• _Dataset content_
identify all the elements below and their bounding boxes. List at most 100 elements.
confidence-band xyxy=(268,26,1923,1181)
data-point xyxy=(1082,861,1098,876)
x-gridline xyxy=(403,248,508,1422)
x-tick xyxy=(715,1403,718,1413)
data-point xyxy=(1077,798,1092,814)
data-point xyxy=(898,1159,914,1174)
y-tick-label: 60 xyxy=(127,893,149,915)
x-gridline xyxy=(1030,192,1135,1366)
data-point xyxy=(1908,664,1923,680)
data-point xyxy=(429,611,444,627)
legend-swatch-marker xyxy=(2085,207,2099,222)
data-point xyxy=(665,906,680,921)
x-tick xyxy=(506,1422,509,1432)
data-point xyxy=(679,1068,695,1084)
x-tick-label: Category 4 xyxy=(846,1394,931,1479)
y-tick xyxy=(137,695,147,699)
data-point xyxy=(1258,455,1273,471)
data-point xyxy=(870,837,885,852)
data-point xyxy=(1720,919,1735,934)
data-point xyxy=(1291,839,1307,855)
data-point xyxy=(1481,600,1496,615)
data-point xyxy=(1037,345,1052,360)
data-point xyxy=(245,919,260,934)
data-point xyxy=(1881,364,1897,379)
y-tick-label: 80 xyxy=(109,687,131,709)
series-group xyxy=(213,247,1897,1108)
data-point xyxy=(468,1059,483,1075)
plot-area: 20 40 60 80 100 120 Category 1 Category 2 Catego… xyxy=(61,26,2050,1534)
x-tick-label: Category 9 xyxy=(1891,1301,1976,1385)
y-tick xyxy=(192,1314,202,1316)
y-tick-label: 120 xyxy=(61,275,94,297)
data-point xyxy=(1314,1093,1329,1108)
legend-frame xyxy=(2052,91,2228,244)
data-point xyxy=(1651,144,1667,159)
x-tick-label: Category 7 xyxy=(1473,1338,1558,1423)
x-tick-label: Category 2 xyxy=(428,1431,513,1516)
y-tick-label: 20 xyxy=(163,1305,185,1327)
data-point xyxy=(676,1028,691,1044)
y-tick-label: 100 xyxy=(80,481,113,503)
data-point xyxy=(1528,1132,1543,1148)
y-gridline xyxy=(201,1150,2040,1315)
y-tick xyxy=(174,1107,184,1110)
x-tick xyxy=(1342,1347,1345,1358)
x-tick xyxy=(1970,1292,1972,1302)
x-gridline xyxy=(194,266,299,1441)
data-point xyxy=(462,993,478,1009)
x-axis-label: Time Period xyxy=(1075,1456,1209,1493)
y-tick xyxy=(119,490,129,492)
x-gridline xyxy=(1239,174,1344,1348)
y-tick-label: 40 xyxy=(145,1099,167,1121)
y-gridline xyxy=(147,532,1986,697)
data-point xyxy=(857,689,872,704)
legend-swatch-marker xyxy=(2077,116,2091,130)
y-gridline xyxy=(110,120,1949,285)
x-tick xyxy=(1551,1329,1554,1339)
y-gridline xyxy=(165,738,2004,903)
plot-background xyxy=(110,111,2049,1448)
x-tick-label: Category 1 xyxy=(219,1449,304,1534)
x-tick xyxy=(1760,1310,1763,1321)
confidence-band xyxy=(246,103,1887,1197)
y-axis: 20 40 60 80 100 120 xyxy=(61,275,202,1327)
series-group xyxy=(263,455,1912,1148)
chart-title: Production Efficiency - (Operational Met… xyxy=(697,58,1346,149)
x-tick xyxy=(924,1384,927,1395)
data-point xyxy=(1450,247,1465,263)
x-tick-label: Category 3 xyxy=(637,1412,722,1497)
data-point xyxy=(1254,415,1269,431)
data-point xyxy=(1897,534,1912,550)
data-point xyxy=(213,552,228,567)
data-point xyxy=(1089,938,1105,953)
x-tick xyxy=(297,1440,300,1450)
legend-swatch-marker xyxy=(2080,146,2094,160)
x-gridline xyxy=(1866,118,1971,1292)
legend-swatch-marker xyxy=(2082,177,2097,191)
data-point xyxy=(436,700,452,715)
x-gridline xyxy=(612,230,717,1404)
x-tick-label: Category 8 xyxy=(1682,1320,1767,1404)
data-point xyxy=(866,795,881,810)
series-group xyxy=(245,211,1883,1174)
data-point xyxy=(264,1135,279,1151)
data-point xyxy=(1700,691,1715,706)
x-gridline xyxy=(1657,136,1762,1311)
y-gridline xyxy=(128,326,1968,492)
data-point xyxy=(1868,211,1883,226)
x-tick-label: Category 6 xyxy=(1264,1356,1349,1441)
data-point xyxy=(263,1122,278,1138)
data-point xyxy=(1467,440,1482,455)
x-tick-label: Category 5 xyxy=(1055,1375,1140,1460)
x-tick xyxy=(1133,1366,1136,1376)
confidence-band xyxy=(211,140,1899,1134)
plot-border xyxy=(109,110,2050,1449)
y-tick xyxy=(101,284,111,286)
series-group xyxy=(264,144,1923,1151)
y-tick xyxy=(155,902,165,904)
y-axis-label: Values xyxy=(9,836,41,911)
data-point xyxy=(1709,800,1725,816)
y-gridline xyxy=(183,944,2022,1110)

• _Task objective_
Copy every line of the items above word for word.

• _Result of the exercise_
identify all the elements below and their bounding boxes. List at most 100 elements.
confidence-band xyxy=(268,26,1923,1181)
data-point xyxy=(1082,861,1098,876)
x-gridline xyxy=(403,248,508,1422)
x-tick xyxy=(715,1403,718,1413)
data-point xyxy=(1077,798,1092,814)
data-point xyxy=(898,1159,914,1174)
y-tick-label: 60 xyxy=(127,893,149,915)
x-gridline xyxy=(1030,192,1135,1366)
data-point xyxy=(1908,664,1923,680)
data-point xyxy=(429,611,444,627)
legend-swatch-marker xyxy=(2085,207,2099,222)
data-point xyxy=(665,906,680,921)
x-tick xyxy=(506,1422,509,1432)
data-point xyxy=(679,1068,695,1084)
x-tick-label: Category 4 xyxy=(846,1394,931,1479)
y-tick xyxy=(137,695,147,699)
data-point xyxy=(1258,455,1273,471)
data-point xyxy=(870,837,885,852)
data-point xyxy=(1720,919,1735,934)
data-point xyxy=(1291,839,1307,855)
data-point xyxy=(1481,600,1496,615)
data-point xyxy=(1037,345,1052,360)
data-point xyxy=(245,919,260,934)
data-point xyxy=(1881,364,1897,379)
y-tick-label: 80 xyxy=(109,687,131,709)
series-group xyxy=(213,247,1897,1108)
data-point xyxy=(468,1059,483,1075)
plot-area: 20 40 60 80 100 120 Category 1 Category 2 Catego… xyxy=(61,26,2050,1534)
x-tick-label: Category 9 xyxy=(1891,1301,1976,1385)
y-tick xyxy=(192,1314,202,1316)
y-tick-label: 120 xyxy=(61,275,94,297)
data-point xyxy=(1314,1093,1329,1108)
legend-frame xyxy=(2052,91,2228,244)
data-point xyxy=(1651,144,1667,159)
x-tick-label: Category 7 xyxy=(1473,1338,1558,1423)
x-tick-label: Category 2 xyxy=(428,1431,513,1516)
y-tick-label: 20 xyxy=(163,1305,185,1327)
data-point xyxy=(676,1028,691,1044)
y-tick-label: 100 xyxy=(80,481,113,503)
data-point xyxy=(1528,1132,1543,1148)
y-gridline xyxy=(201,1150,2040,1315)
y-tick xyxy=(174,1107,184,1110)
x-tick xyxy=(1342,1347,1345,1358)
x-tick xyxy=(1970,1292,1972,1302)
x-gridline xyxy=(194,266,299,1441)
data-point xyxy=(462,993,478,1009)
x-axis-label: Time Period xyxy=(1075,1456,1209,1493)
y-tick xyxy=(119,490,129,492)
x-gridline xyxy=(1239,174,1344,1348)
y-tick-label: 40 xyxy=(145,1099,167,1121)
y-gridline xyxy=(147,532,1986,697)
data-point xyxy=(857,689,872,704)
legend-swatch-marker xyxy=(2077,116,2091,130)
y-gridline xyxy=(110,120,1949,285)
x-tick xyxy=(1551,1329,1554,1339)
y-gridline xyxy=(165,738,2004,903)
plot-background xyxy=(110,111,2049,1448)
x-tick-label: Category 1 xyxy=(219,1449,304,1534)
x-tick xyxy=(1760,1310,1763,1321)
confidence-band xyxy=(246,103,1887,1197)
y-axis: 20 40 60 80 100 120 xyxy=(61,275,202,1327)
series-group xyxy=(263,455,1912,1148)
chart-title: Production Efficiency - (Operational Met… xyxy=(697,58,1346,149)
x-tick xyxy=(924,1384,927,1395)
data-point xyxy=(1450,247,1465,263)
x-tick-label: Category 3 xyxy=(637,1412,722,1497)
data-point xyxy=(1254,415,1269,431)
data-point xyxy=(1897,534,1912,550)
data-point xyxy=(213,552,228,567)
data-point xyxy=(1089,938,1105,953)
x-tick xyxy=(297,1440,300,1450)
legend-swatch-marker xyxy=(2080,146,2094,160)
x-gridline xyxy=(1866,118,1971,1292)
legend-swatch-marker xyxy=(2082,177,2097,191)
data-point xyxy=(436,700,452,715)
x-gridline xyxy=(612,230,717,1404)
x-tick-label: Category 8 xyxy=(1682,1320,1767,1404)
data-point xyxy=(866,795,881,810)
series-group xyxy=(245,211,1883,1174)
data-point xyxy=(264,1135,279,1151)
data-point xyxy=(1700,691,1715,706)
x-gridline xyxy=(1657,136,1762,1311)
y-gridline xyxy=(128,326,1968,492)
data-point xyxy=(1868,211,1883,226)
x-tick-label: Category 6 xyxy=(1264,1356,1349,1441)
data-point xyxy=(263,1122,278,1138)
data-point xyxy=(1467,440,1482,455)
x-tick-label: Category 5 xyxy=(1055,1375,1140,1460)
x-tick xyxy=(1133,1366,1136,1376)
confidence-band xyxy=(211,140,1899,1134)
plot-border xyxy=(109,110,2050,1449)
y-tick xyxy=(101,284,111,286)
series-group xyxy=(264,144,1923,1151)
y-tick xyxy=(155,902,165,904)
y-axis-label: Values xyxy=(9,836,41,911)
data-point xyxy=(1709,800,1725,816)
y-gridline xyxy=(183,944,2022,1110)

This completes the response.